Return each line of the listing that contains the string "para".
+++++
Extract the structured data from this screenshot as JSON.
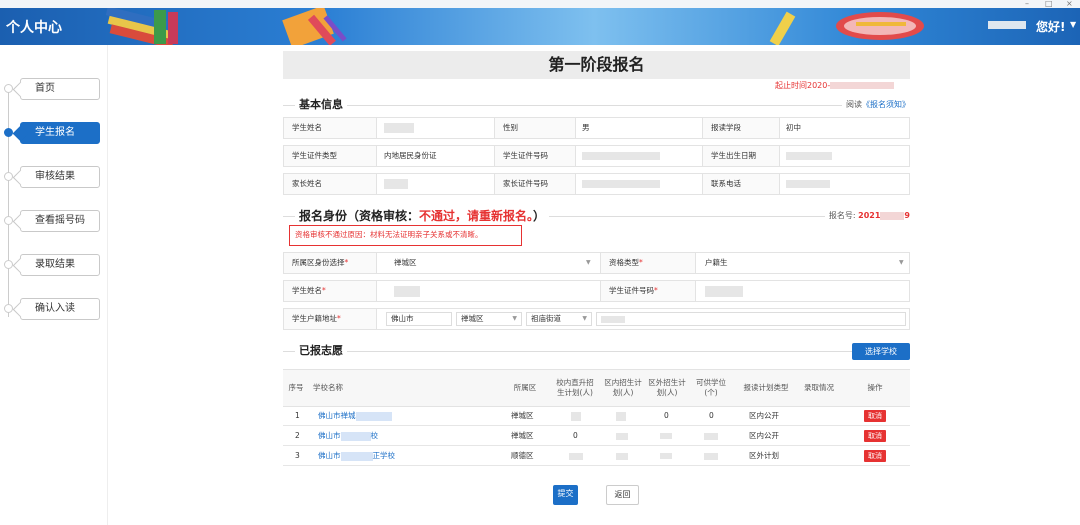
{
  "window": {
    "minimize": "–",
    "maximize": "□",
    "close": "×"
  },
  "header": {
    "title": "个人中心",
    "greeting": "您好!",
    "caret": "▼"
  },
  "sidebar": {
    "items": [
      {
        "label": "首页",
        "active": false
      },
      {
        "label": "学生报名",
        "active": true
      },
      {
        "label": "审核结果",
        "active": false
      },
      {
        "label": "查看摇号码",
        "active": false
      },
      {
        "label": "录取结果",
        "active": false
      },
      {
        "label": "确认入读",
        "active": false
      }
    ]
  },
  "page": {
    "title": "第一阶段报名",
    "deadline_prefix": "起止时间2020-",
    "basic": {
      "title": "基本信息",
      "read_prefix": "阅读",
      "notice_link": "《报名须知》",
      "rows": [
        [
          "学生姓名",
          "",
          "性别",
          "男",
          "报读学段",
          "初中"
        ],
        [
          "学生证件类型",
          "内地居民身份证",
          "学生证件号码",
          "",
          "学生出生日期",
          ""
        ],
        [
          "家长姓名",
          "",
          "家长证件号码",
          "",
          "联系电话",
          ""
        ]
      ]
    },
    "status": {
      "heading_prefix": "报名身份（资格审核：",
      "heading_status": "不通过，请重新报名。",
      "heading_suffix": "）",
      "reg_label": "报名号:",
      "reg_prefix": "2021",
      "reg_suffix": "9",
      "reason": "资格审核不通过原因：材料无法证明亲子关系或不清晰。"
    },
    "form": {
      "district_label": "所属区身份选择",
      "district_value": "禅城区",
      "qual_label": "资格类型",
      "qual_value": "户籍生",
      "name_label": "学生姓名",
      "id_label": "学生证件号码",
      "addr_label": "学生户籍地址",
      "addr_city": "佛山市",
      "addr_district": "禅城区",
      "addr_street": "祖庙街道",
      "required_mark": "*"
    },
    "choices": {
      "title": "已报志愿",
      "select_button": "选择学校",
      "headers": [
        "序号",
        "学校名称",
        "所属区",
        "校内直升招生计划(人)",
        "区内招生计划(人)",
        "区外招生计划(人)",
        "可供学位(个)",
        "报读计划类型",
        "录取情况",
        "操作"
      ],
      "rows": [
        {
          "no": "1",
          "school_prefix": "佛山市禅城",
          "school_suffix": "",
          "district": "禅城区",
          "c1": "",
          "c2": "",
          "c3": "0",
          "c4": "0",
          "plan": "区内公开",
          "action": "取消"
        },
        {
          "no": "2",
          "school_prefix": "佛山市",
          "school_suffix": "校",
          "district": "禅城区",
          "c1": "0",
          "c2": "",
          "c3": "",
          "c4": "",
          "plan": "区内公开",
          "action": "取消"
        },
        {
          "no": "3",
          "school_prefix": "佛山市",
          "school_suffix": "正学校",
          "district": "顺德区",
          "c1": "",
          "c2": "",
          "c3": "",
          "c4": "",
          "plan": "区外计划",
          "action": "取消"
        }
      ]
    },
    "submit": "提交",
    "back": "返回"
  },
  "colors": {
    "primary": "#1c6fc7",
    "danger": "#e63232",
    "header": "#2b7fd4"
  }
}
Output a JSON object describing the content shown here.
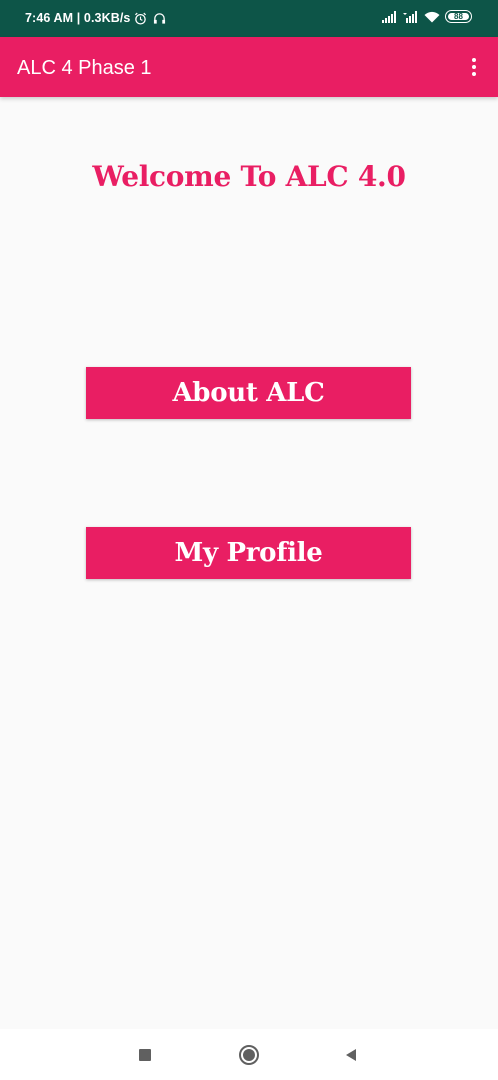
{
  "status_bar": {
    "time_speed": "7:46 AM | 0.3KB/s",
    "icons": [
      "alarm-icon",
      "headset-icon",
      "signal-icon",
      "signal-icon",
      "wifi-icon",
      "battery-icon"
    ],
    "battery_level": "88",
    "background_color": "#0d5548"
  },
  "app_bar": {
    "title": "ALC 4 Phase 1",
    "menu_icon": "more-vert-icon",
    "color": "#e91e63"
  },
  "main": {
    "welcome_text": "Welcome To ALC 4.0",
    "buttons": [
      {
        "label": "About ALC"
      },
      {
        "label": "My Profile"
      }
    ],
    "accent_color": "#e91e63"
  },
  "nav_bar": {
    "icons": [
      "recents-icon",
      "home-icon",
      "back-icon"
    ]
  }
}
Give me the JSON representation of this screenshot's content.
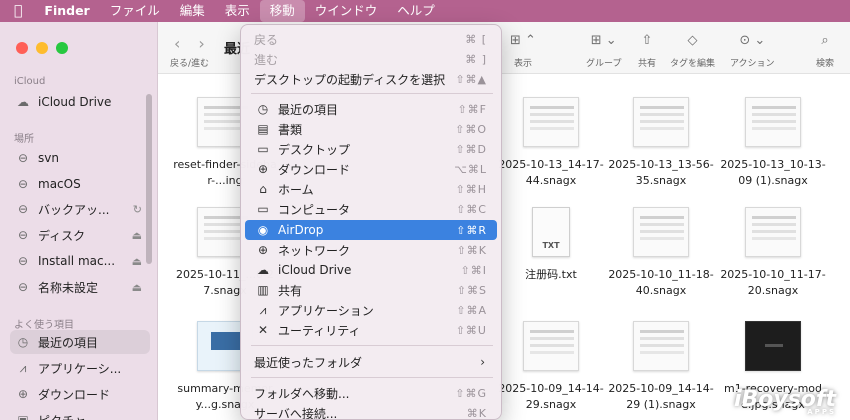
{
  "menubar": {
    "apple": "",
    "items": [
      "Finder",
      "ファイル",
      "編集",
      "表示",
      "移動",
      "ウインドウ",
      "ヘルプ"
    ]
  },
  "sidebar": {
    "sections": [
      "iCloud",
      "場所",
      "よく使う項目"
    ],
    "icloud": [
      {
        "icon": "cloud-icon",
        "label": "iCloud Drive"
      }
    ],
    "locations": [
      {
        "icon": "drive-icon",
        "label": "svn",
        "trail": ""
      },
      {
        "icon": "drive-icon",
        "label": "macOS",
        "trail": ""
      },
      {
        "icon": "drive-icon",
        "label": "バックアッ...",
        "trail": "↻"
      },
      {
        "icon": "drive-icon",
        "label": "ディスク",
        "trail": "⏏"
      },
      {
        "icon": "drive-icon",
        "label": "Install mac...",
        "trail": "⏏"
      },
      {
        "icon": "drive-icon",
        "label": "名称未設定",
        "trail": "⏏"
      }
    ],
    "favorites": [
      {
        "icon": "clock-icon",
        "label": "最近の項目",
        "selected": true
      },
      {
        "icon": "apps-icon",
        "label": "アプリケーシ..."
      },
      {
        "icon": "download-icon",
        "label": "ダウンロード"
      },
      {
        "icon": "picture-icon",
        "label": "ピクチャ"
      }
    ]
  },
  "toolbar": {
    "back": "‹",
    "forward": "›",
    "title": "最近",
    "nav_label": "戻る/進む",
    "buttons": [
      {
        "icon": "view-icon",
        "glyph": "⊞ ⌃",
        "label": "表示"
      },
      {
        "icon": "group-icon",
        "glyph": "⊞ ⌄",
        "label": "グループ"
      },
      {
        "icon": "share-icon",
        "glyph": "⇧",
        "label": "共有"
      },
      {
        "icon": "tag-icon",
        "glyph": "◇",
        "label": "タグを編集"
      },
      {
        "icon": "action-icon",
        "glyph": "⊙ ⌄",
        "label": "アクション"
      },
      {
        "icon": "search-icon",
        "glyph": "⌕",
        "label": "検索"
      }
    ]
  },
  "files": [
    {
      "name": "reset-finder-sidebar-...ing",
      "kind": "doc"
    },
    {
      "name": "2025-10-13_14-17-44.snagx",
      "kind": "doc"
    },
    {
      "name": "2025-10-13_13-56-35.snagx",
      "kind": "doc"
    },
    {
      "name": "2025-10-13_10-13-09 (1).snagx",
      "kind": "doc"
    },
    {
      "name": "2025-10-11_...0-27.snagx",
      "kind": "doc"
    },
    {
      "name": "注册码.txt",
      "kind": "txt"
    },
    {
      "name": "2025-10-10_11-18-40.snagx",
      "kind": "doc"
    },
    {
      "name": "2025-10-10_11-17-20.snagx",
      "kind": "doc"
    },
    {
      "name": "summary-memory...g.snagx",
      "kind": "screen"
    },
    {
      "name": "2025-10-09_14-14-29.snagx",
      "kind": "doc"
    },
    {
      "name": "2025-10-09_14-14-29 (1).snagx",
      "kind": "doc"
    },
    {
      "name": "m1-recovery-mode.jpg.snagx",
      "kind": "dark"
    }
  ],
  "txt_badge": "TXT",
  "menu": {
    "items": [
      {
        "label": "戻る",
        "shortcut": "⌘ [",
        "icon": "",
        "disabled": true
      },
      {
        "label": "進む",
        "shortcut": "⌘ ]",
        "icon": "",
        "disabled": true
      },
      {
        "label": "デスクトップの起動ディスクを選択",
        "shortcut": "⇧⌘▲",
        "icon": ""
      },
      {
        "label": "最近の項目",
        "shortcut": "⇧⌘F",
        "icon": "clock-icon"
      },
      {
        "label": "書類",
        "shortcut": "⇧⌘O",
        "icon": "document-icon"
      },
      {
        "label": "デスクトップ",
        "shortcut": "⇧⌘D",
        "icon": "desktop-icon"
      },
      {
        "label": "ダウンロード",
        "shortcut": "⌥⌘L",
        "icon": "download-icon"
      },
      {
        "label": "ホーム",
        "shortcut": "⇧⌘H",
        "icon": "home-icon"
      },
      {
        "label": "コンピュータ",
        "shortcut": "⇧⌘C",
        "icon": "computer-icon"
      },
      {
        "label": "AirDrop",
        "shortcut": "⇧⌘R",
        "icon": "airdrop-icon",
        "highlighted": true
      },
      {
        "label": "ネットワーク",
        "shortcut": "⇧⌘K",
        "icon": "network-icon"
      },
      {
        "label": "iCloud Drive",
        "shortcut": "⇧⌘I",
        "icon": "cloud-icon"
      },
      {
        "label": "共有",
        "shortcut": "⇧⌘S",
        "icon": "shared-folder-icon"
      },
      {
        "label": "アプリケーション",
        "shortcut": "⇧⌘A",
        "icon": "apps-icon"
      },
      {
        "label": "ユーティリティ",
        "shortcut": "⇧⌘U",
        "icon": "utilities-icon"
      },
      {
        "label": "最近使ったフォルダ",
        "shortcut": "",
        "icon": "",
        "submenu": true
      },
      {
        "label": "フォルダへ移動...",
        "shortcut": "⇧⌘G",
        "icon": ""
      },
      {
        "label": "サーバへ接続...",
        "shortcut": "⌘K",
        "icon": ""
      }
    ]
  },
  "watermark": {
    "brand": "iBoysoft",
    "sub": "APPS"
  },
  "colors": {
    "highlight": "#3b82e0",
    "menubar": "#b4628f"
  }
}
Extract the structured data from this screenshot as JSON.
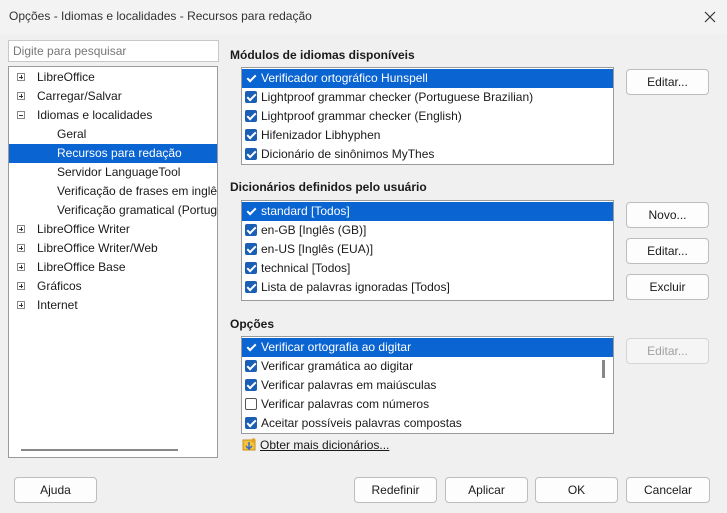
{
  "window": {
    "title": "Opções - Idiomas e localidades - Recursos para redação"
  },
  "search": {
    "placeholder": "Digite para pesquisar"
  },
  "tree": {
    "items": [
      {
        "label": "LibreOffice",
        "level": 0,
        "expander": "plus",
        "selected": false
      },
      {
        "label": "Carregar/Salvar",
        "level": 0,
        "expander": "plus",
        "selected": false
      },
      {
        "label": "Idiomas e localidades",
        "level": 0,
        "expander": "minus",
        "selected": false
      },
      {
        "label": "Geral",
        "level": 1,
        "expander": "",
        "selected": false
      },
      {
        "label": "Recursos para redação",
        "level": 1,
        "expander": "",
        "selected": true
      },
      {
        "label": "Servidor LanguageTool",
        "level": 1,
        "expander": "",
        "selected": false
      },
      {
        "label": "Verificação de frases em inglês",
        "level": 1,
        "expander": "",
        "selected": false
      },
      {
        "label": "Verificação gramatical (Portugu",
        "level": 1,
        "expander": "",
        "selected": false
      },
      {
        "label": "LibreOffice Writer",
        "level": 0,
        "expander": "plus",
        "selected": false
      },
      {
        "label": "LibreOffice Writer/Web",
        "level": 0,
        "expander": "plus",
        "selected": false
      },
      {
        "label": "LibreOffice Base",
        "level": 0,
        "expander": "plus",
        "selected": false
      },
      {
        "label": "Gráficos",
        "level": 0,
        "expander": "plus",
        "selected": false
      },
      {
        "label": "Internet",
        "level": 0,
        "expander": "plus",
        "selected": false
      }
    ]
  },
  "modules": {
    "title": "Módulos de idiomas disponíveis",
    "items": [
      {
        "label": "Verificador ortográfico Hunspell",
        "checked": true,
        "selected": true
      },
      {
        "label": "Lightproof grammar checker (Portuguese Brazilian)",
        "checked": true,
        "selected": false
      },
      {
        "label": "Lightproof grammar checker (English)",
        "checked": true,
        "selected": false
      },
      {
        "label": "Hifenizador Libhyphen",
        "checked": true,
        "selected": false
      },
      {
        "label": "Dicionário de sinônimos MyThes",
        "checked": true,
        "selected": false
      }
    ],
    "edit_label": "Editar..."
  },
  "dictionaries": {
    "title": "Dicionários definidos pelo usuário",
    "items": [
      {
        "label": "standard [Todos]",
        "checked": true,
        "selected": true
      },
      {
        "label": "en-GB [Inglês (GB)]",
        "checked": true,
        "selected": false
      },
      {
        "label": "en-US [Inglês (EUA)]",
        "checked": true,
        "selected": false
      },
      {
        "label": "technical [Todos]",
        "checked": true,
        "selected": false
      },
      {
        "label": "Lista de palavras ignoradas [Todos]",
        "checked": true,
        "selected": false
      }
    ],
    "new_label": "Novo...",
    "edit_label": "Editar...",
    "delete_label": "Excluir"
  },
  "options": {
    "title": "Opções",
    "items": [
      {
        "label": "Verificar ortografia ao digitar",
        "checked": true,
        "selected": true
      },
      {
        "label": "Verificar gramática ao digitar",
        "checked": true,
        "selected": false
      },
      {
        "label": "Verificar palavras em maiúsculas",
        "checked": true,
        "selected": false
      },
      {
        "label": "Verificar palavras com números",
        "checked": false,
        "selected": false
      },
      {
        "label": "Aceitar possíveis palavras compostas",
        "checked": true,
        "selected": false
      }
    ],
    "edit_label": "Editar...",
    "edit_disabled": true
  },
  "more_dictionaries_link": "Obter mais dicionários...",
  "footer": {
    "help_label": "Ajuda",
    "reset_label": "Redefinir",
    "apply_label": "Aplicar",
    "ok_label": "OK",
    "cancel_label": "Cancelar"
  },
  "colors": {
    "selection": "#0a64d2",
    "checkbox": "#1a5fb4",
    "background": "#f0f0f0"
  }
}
+++++
■ WORKED SOLUTION ■
    "title": "Opções - Idiomas e localidades - Recursos para redação"
    "placeholder": "Digite para pesquisar"
        "label": "Recursos para redação",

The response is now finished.